### The request
Repeat the data verbatim.

### Input rows

-- start --

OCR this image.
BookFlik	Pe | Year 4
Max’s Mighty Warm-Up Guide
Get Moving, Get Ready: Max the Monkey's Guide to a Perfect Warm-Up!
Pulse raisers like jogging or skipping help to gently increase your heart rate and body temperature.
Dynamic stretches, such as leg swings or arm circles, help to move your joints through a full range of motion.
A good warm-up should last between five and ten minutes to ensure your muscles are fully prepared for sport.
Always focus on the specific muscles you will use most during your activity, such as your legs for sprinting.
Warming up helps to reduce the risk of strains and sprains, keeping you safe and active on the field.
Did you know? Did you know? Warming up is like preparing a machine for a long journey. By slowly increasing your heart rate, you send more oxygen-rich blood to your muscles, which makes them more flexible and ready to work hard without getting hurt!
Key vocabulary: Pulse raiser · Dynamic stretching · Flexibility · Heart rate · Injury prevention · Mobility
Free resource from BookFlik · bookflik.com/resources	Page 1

-- end --

### Response to the exercise
OCR this image.
BookFlik	Pe | Year 4
Max’s Mighty Warm-Up Guide
Get Moving, Get Ready: Max the Monkey's Guide to a Perfect Warm-Up!
Pulse raisers like jogging or skipping help to gently increase your heart rate and body temperature.
Dynamic stretches, such as leg swings or arm circles, help to move your joints through a full range of motion.
A good warm-up should last between five and ten minutes to ensure your muscles are fully prepared for sport.
Always focus on the specific muscles you will use most during your activity, such as your legs for sprinting.
Warming up helps to reduce the risk of strains and sprains, keeping you safe and active on the field.
Did you know? Did you know? Warming up is like preparing a machine for a long journey. By slowly increasing your heart rate, you send more oxygen-rich blood to your muscles, which makes them more flexible and ready to work hard without getting hurt!
Key vocabulary: Pulse raiser · Dynamic stretching · Flexibility · Heart rate · Injury prevention · Mobility
Free resource from BookFlik · bookflik.com/resources	Page 1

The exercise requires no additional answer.